Exercise directions —
Each entry must be reproduced precisely as it stands.

Dataset records —
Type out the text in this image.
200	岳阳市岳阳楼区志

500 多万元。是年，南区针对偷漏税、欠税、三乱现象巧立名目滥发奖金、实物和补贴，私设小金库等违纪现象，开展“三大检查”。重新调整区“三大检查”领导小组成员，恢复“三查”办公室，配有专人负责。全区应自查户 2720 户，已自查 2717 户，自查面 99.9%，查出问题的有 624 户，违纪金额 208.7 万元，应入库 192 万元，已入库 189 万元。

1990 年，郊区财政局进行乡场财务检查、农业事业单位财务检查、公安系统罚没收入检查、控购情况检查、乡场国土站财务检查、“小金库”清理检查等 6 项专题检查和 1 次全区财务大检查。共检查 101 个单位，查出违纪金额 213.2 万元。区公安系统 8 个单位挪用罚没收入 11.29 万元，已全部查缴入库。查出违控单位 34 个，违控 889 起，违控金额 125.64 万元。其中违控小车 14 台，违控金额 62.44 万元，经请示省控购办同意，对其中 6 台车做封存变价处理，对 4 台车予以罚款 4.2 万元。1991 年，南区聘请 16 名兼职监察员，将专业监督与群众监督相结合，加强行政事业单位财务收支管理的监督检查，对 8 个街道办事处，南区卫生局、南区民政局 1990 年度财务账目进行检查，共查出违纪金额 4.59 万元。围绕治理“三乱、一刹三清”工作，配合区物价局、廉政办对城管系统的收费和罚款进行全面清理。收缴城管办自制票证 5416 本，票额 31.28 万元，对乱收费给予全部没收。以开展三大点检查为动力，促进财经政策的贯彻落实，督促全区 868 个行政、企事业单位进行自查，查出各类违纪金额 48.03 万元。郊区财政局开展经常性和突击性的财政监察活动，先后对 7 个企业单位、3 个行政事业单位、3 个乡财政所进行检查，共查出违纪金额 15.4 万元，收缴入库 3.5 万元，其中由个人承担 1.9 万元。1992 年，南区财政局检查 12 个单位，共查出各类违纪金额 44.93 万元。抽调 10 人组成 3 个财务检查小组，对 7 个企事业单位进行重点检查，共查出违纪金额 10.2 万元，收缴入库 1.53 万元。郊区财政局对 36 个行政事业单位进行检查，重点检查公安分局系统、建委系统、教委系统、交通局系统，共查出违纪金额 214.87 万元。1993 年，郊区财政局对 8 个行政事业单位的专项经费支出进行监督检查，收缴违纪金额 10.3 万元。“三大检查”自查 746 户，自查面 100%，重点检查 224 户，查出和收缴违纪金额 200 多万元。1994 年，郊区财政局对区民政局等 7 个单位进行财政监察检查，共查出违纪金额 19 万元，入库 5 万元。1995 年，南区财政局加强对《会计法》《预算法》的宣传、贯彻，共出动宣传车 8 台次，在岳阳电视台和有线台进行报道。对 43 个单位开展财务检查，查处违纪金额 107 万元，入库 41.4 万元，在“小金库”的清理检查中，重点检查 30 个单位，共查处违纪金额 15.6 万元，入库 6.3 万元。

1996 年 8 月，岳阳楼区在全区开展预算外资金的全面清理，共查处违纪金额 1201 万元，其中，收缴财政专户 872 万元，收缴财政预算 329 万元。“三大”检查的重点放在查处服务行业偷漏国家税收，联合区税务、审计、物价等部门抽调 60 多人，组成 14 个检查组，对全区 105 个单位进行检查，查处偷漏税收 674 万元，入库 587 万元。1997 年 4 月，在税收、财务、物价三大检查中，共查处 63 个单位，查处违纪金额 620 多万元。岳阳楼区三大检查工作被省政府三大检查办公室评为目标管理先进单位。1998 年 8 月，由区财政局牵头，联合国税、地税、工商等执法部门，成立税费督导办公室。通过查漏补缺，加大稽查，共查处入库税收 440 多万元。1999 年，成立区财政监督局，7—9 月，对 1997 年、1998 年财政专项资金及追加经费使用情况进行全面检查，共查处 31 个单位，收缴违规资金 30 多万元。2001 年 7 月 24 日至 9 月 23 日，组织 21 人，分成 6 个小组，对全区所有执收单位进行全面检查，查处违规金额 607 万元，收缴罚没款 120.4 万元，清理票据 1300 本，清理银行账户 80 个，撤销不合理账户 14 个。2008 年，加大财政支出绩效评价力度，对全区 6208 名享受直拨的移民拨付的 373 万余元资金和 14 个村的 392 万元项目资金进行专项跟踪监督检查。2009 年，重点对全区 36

Final result —
Type out the text in this image.
200	岳阳市岳阳楼区志

500 多万元。是年，南区针对偷漏税、欠税、三乱现象巧立名目滥发奖金、实物和补贴，私设小金库等违纪现象，开展“三大检查”。重新调整区“三大检查”领导小组成员，恢复“三查”办公室，配有专人负责。全区应自查户 2720 户，已自查 2717 户，自查面 99.9%，查出问题的有 624 户，违纪金额 208.7 万元，应入库 192 万元，已入库 189 万元。

1990 年，郊区财政局进行乡场财务检查、农业事业单位财务检查、公安系统罚没收入检查、控购情况检查、乡场国土站财务检查、“小金库”清理检查等 6 项专题检查和 1 次全区财务大检查。共检查 101 个单位，查出违纪金额 213.2 万元。区公安系统 8 个单位挪用罚没收入 11.29 万元，已全部查缴入库。查出违控单位 34 个，违控 889 起，违控金额 125.64 万元。其中违控小车 14 台，违控金额 62.44 万元，经请示省控购办同意，对其中 6 台车做封存变价处理，对 4 台车予以罚款 4.2 万元。1991 年，南区聘请 16 名兼职监察员，将专业监督与群众监督相结合，加强行政事业单位财务收支管理的监督检查，对 8 个街道办事处，南区卫生局、南区民政局 1990 年度财务账目进行检查，共查出违纪金额 4.59 万元。围绕治理“三乱、一刹三清”工作，配合区物价局、廉政办对城管系统的收费和罚款进行全面清理。收缴城管办自制票证 5416 本，票额 31.28 万元，对乱收费给予全部没收。以开展三大点检查为动力，促进财经政策的贯彻落实，督促全区 868 个行政、企事业单位进行自查，查出各类违纪金额 48.03 万元。郊区财政局开展经常性和突击性的财政监察活动，先后对 7 个企业单位、3 个行政事业单位、3 个乡财政所进行检查，共查出违纪金额 15.4 万元，收缴入库 3.5 万元，其中由个人承担 1.9 万元。1992 年，南区财政局检查 12 个单位，共查出各类违纪金额 44.93 万元。抽调 10 人组成 3 个财务检查小组，对 7 个企事业单位进行重点检查，共查出违纪金额 10.2 万元，收缴入库 1.53 万元。郊区财政局对 36 个行政事业单位进行检查，重点检查公安分局系统、建委系统、教委系统、交通局系统，共查出违纪金额 214.87 万元。1993 年，郊区财政局对 8 个行政事业单位的专项经费支出进行监督检查，收缴违纪金额 10.3 万元。“三大检查”自查 746 户，自查面 100%，重点检查 224 户，查出和收缴违纪金额 200 多万元。1994 年，郊区财政局对区民政局等 7 个单位进行财政监察检查，共查出违纪金额 19 万元，入库 5 万元。1995 年，南区财政局加强对《会计法》《预算法》的宣传、贯彻，共出动宣传车 8 台次，在岳阳电视台和有线台进行报道。对 43 个单位开展财务检查，查处违纪金额 107 万元，入库 41.4 万元，在“小金库”的清理检查中，重点检查 30 个单位，共查处违纪金额 15.6 万元，入库 6.3 万元。

1996 年 8 月，岳阳楼区在全区开展预算外资金的全面清理，共查处违纪金额 1201 万元，其中，收缴财政专户 872 万元，收缴财政预算 329 万元。“三大”检查的重点放在查处服务行业偷漏国家税收，联合区税务、审计、物价等部门抽调 60 多人，组成 14 个检查组，对全区 105 个单位进行检查，查处偷漏税收 674 万元，入库 587 万元。1997 年 4 月，在税收、财务、物价三大检查中，共查处 63 个单位，查处违纪金额 620 多万元。岳阳楼区三大检查工作被省政府三大检查办公室评为目标管理先进单位。1998 年 8 月，由区财政局牵头，联合国税、地税、工商等执法部门，成立税费督导办公室。通过查漏补缺，加大稽查，共查处入库税收 440 多万元。1999 年，成立区财政监督局，7—9 月，对 1997 年、1998 年财政专项资金及追加经费使用情况进行全面检查，共查处 31 个单位，收缴违规资金 30 多万元。2001 年 7 月 24 日至 9 月 23 日，组织 21 人，分成 6 个小组，对全区所有执收单位进行全面检查，查处违规金额 607 万元，收缴罚没款 120.4 万元，清理票据 1300 本，清理银行账户 80 个，撤销不合理账户 14 个。2008 年，加大财政支出绩效评价力度，对全区 6208 名享受直拨的移民拨付的 373 万余元资金和 14 个村的 392 万元项目资金进行专项跟踪监督检查。2009 年，重点对全区 36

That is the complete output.